+++ Data

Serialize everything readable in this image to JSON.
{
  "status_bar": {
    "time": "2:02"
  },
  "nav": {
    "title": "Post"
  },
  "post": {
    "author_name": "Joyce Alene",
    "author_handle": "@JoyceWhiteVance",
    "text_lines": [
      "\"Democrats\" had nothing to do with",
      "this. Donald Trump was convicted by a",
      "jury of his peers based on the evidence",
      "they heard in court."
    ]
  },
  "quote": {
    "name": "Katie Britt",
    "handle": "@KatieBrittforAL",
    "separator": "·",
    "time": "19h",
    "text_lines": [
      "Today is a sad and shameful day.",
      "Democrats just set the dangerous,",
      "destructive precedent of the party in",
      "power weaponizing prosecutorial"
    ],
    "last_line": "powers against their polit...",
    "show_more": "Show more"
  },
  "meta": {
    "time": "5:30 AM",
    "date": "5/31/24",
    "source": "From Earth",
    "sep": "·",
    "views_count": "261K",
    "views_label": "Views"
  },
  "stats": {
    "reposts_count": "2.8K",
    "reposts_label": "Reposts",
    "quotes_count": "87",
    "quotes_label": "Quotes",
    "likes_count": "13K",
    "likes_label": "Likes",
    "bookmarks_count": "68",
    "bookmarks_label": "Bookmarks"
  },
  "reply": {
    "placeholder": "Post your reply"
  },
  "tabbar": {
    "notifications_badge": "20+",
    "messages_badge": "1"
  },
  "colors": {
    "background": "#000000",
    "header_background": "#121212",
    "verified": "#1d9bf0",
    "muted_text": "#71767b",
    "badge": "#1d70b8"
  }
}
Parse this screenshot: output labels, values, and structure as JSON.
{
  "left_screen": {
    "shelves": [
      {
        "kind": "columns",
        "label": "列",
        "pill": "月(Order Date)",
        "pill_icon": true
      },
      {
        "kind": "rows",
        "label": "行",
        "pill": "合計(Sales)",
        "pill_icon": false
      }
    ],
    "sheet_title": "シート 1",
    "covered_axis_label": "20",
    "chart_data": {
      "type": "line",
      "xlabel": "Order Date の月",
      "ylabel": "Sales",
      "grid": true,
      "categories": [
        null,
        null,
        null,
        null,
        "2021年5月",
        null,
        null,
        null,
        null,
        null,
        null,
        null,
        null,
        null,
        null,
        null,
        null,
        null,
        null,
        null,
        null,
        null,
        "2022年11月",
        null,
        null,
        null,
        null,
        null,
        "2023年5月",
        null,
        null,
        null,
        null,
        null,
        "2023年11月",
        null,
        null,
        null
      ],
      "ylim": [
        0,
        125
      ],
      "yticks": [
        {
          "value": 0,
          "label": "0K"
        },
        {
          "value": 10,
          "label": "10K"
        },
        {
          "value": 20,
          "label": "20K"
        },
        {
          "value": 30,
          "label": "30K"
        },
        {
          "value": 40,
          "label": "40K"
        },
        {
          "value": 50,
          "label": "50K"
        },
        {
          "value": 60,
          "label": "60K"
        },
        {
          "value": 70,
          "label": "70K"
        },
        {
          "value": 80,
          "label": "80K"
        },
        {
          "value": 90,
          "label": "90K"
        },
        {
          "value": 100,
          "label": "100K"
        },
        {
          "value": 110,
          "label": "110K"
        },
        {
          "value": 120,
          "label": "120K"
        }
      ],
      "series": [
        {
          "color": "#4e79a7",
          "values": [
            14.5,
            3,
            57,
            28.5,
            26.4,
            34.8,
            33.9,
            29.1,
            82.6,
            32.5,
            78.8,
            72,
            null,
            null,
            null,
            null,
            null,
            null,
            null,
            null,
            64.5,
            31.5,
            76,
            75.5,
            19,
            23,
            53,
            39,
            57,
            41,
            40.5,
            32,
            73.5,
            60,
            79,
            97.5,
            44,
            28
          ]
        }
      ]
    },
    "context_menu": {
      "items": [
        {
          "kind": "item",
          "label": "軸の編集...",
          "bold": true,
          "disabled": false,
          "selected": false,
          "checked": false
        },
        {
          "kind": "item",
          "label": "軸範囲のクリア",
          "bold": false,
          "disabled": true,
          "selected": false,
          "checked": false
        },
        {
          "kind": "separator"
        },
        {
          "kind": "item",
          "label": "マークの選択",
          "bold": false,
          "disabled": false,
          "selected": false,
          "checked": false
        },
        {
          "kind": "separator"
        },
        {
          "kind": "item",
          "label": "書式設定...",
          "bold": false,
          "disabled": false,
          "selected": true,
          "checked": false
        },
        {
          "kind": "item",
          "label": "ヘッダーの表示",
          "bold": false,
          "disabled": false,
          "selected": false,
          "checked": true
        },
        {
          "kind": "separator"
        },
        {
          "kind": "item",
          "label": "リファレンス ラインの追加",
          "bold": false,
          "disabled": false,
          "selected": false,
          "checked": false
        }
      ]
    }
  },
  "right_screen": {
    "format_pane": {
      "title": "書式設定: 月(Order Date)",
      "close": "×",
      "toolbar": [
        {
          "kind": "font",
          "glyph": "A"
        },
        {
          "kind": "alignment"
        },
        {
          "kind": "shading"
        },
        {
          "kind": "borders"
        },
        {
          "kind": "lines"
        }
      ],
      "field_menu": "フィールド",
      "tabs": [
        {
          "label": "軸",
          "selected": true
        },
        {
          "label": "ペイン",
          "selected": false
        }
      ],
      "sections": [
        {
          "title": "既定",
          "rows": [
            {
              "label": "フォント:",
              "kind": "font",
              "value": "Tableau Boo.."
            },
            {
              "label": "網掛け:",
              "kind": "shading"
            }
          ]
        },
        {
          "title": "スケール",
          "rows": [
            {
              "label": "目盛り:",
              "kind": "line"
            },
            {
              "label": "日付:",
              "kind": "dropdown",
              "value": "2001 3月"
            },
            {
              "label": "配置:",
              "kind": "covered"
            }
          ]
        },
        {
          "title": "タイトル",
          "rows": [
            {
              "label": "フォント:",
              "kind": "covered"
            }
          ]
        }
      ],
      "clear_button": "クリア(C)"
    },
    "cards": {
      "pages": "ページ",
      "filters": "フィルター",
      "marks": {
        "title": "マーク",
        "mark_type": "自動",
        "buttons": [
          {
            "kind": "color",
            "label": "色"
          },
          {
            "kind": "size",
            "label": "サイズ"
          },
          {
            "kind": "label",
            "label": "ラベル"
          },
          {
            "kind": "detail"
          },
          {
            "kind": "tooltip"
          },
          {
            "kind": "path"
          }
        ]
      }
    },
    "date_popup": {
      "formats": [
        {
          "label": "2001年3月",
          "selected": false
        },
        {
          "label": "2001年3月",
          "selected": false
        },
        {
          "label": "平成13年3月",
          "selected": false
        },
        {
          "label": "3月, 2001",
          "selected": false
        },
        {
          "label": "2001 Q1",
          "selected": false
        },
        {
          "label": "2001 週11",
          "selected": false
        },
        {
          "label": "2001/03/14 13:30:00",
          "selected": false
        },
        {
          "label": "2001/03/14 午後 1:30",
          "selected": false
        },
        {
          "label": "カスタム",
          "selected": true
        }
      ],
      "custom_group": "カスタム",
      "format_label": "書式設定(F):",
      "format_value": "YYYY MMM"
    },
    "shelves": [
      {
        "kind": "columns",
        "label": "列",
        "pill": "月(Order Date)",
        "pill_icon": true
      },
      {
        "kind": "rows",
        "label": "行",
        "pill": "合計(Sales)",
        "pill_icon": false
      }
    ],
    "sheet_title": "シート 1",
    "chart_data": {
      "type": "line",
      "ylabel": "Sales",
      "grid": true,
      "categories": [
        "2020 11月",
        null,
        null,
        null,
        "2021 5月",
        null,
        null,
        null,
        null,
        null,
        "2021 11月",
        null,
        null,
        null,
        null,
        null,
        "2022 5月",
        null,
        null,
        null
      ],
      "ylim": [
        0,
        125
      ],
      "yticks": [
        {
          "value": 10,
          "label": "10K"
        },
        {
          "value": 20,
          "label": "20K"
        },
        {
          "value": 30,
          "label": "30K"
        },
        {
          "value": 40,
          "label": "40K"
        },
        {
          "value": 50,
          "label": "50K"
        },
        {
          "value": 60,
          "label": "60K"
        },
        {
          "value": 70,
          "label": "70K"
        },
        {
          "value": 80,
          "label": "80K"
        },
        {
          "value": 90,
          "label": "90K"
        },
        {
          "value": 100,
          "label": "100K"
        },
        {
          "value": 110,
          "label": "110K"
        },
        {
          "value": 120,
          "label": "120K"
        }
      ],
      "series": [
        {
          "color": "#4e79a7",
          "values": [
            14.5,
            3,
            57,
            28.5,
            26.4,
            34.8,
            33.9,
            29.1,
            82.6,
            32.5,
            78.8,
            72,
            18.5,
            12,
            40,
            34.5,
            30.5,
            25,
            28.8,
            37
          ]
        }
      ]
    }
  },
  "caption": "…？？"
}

++++++

• Stated exercise
Filter the records above and return every line that holds the word "JSON".

• Output for this task
Serialize everything readable in this image to JSON.
Parse this screenshot: output labels, values, and structure as JSON.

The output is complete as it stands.